Start INPUT DATA
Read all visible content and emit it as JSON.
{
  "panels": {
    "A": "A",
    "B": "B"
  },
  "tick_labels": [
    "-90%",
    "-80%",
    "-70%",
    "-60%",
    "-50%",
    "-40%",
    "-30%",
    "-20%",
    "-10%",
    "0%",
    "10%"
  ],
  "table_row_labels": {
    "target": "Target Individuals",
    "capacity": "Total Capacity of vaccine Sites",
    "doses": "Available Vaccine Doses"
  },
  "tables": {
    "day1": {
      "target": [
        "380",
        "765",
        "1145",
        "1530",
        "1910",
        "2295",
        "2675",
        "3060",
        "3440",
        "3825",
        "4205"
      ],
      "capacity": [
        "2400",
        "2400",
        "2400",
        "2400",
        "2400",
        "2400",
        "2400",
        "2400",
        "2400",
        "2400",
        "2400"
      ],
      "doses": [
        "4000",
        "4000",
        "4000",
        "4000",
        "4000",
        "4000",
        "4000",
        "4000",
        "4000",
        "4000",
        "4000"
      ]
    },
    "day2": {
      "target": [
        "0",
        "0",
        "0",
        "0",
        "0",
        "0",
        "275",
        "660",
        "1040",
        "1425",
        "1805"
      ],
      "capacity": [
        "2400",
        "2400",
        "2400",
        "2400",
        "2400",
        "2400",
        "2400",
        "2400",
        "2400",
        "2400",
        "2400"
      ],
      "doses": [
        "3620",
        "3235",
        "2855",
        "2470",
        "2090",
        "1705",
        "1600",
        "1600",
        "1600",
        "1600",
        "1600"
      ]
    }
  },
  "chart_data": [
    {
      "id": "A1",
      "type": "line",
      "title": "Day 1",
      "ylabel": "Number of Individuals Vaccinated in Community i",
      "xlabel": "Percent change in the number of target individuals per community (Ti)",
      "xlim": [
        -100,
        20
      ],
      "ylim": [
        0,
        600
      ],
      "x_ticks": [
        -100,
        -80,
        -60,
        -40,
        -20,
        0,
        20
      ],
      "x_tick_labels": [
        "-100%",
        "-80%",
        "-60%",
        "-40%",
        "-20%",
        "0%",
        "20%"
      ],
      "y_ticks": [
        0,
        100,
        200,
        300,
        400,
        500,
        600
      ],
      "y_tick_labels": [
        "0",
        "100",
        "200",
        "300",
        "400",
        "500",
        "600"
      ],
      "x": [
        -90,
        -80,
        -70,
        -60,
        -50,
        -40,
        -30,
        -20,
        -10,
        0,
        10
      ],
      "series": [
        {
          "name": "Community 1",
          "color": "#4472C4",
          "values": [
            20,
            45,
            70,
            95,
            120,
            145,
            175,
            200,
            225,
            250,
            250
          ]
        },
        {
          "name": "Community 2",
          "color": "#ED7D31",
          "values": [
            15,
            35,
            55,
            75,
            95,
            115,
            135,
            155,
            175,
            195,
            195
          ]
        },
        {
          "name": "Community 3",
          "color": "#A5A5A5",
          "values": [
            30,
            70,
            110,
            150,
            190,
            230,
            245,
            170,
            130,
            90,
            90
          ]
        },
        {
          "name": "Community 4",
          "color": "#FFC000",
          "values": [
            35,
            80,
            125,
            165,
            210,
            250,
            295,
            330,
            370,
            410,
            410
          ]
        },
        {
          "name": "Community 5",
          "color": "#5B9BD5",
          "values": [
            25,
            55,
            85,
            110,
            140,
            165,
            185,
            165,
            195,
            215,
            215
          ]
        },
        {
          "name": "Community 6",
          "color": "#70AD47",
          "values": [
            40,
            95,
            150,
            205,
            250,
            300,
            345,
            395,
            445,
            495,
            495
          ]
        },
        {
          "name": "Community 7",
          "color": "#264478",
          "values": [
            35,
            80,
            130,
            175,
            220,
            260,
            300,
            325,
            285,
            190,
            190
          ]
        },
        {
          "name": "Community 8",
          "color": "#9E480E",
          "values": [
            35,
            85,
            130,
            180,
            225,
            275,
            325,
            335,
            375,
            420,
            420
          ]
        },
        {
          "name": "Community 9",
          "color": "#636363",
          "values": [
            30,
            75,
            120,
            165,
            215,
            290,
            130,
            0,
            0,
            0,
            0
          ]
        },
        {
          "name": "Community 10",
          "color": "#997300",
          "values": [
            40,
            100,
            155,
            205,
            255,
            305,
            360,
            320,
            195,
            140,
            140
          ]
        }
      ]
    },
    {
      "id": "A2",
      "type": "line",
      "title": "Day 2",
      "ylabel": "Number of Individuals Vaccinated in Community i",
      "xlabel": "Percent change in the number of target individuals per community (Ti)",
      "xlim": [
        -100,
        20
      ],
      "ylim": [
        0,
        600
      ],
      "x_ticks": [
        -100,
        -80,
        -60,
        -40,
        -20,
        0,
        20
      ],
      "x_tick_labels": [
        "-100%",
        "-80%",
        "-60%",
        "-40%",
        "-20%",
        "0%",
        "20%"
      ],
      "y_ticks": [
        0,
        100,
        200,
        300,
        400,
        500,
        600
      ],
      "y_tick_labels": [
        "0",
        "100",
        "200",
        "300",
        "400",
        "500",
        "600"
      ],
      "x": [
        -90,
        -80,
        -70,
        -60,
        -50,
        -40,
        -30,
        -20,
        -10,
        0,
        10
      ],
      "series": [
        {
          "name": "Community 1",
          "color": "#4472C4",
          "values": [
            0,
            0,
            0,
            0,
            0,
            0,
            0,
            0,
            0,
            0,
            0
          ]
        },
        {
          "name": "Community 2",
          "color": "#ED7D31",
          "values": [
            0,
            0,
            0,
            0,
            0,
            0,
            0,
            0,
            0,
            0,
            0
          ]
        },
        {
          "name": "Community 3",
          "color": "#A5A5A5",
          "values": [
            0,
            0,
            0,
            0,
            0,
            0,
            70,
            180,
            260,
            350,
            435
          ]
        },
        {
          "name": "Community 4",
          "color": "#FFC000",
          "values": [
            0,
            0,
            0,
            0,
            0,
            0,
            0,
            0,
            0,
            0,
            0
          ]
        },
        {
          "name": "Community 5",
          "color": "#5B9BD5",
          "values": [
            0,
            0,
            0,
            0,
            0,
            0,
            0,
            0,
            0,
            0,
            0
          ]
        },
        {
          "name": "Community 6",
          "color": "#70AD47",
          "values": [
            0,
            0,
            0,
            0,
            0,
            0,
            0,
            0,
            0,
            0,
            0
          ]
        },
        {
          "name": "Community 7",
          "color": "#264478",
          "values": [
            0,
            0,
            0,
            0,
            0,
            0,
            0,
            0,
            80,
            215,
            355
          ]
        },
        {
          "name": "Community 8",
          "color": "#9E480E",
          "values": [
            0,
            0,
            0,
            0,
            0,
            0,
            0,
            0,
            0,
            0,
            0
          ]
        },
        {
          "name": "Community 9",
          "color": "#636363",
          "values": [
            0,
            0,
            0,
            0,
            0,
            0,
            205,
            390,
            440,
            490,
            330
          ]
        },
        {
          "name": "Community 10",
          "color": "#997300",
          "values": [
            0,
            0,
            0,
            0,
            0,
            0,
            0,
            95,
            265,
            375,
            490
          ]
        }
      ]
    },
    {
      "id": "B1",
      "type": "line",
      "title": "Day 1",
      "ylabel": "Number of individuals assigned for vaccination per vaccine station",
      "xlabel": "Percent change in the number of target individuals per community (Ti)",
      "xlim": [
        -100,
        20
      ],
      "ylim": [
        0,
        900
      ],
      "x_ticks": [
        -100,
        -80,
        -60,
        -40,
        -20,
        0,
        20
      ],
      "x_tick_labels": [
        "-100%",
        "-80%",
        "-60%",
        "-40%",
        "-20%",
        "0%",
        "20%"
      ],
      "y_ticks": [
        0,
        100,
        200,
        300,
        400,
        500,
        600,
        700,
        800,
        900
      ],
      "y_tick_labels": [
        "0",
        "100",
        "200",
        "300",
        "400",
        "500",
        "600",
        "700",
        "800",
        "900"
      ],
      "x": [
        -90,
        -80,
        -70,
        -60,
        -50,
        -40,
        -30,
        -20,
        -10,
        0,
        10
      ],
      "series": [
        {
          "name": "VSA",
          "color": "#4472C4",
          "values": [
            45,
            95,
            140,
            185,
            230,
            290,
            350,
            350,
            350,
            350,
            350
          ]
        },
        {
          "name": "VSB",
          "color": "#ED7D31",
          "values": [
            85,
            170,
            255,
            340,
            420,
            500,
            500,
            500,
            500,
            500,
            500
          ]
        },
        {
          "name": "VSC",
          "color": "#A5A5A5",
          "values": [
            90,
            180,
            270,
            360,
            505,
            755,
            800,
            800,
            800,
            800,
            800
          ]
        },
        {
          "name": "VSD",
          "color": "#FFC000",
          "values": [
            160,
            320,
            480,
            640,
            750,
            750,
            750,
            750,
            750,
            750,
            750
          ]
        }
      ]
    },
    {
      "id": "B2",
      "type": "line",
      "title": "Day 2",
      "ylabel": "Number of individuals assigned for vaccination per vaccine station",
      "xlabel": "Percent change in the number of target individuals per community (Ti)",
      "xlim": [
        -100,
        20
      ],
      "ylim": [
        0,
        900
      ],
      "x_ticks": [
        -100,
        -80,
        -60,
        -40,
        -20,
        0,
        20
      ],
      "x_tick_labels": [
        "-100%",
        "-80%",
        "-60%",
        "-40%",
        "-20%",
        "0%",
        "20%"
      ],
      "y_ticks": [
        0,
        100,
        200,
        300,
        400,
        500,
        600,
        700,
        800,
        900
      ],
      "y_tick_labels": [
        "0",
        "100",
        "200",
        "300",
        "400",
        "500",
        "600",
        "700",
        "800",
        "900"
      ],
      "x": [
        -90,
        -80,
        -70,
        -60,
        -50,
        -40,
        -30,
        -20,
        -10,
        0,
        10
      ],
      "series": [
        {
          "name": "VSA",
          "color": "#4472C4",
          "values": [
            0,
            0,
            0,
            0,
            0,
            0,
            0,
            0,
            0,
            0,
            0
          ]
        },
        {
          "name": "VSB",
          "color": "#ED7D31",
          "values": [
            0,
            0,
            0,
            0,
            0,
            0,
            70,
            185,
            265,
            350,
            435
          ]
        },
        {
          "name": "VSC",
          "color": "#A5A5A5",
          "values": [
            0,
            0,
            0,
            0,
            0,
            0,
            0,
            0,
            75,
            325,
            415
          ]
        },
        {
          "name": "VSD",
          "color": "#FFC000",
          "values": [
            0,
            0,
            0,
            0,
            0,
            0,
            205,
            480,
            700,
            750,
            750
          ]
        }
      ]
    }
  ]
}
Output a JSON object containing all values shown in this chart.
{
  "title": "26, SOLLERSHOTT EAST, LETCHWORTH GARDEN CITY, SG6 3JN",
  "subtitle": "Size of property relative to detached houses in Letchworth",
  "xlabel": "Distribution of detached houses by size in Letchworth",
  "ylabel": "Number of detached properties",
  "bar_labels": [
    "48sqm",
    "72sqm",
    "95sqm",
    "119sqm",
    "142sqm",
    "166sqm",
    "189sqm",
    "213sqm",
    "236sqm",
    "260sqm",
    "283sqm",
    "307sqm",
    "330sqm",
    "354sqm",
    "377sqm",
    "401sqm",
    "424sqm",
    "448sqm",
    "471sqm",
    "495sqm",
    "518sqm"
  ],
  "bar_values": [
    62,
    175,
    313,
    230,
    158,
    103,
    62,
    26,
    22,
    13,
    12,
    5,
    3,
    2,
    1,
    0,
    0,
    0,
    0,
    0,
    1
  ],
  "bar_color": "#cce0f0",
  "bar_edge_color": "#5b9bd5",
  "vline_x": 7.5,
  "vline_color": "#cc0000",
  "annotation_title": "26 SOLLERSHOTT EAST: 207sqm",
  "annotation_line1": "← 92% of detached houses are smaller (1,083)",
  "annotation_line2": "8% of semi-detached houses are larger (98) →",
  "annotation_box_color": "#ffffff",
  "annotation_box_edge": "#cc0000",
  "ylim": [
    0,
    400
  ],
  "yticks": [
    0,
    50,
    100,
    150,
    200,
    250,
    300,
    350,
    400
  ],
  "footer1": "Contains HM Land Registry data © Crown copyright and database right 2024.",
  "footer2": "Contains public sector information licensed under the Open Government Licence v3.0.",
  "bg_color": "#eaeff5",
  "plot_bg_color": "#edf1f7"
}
End INPUT DATA
#### [WHAT THE EXERCISE ASKS]
Give the number of lines in the entries that hold the word "EAST", and nothing else.

#### [REPLY]
2